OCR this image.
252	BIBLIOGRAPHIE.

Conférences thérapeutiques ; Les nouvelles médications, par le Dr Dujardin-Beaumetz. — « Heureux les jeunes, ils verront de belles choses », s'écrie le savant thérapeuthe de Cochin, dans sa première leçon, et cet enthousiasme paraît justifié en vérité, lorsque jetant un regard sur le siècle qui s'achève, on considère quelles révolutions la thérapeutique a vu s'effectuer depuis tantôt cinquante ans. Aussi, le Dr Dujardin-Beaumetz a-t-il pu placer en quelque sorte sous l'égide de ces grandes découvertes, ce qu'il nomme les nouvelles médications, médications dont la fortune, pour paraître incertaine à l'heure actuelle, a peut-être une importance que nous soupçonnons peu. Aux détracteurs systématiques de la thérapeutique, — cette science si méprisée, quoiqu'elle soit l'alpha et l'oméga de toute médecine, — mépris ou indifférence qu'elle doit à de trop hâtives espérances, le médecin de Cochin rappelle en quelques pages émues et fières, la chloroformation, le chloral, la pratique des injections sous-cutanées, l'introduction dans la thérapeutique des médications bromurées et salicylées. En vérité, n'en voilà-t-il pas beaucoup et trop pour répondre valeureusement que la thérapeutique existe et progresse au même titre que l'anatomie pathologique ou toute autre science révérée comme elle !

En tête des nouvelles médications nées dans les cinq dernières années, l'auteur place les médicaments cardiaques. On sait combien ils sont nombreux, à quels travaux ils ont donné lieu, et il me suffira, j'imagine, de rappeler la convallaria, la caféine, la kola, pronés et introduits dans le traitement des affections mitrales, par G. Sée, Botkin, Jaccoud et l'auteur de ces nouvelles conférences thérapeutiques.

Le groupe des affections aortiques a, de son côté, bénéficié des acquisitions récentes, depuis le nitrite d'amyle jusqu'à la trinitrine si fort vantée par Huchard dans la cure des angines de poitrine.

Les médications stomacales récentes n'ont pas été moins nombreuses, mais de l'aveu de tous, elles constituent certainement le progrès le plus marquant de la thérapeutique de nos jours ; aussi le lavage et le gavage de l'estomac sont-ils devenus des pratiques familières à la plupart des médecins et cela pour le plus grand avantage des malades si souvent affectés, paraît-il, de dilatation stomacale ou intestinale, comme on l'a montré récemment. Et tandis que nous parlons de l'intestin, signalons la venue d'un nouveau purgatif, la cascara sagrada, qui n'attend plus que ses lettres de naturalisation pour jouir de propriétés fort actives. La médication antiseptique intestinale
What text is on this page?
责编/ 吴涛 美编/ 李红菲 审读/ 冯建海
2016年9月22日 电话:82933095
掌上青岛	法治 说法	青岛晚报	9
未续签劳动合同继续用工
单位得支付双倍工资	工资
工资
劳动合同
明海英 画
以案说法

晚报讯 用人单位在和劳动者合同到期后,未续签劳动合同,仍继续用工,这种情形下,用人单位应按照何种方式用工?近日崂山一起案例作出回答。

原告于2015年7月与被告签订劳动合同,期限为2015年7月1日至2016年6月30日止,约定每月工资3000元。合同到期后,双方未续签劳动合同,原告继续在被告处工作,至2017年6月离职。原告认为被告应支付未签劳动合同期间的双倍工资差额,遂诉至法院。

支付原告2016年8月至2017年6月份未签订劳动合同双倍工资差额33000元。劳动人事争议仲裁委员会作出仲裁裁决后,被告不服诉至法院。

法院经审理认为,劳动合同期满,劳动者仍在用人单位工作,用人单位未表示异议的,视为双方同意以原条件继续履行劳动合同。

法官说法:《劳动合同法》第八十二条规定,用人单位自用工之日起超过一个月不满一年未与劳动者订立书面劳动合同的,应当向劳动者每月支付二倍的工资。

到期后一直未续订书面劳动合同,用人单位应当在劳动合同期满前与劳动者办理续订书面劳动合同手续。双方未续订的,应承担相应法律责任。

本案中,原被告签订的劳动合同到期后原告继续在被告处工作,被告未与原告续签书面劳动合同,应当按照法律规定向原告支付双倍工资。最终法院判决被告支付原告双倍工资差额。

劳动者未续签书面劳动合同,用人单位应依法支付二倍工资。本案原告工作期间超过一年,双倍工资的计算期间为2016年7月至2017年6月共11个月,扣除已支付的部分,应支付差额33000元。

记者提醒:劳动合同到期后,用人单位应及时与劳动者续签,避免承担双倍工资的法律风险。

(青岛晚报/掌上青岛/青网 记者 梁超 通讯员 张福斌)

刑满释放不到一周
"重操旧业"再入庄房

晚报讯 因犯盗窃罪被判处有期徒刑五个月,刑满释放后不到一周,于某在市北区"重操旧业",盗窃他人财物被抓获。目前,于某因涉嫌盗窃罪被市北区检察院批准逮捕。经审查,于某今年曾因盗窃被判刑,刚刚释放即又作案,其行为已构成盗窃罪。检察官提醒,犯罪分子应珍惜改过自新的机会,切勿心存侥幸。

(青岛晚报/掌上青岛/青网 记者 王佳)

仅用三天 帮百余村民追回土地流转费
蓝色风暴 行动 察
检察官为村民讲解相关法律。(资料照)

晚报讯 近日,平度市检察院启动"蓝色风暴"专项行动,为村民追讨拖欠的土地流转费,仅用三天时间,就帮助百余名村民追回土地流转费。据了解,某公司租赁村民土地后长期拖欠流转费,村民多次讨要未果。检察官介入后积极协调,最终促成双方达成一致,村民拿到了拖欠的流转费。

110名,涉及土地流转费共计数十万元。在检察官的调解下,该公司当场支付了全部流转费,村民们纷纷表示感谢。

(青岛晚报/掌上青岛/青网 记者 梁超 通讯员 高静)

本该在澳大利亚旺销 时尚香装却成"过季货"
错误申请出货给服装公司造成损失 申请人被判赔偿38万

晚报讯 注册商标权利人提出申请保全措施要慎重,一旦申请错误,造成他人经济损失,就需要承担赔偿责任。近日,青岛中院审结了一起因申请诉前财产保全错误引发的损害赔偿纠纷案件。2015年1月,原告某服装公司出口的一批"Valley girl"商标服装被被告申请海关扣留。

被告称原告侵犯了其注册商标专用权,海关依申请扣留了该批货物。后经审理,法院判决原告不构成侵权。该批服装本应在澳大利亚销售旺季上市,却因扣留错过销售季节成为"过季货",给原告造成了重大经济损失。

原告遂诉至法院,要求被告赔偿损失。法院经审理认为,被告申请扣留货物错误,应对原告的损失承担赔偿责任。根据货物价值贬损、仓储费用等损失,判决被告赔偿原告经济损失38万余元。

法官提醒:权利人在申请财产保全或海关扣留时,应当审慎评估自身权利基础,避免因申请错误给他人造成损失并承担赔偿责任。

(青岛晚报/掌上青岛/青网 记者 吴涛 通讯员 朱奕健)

****************************************

§ **Task to complete**
Using the records above, list each line that includes "法院经审理认为".

§ **Exercise output**
法院经审理认为,劳动合同期满,劳动者仍在用人单位工作,用人单位未表示异议的,视为双方同意以原条件继续履行劳动合同。
原告遂诉至法院,要求被告赔偿损失。法院经审理认为,被告申请扣留货物错误,应对原告的损失承担赔偿责任。根据货物价值贬损、仓储费用等损失,判决被告赔偿原告经济损失38万余元。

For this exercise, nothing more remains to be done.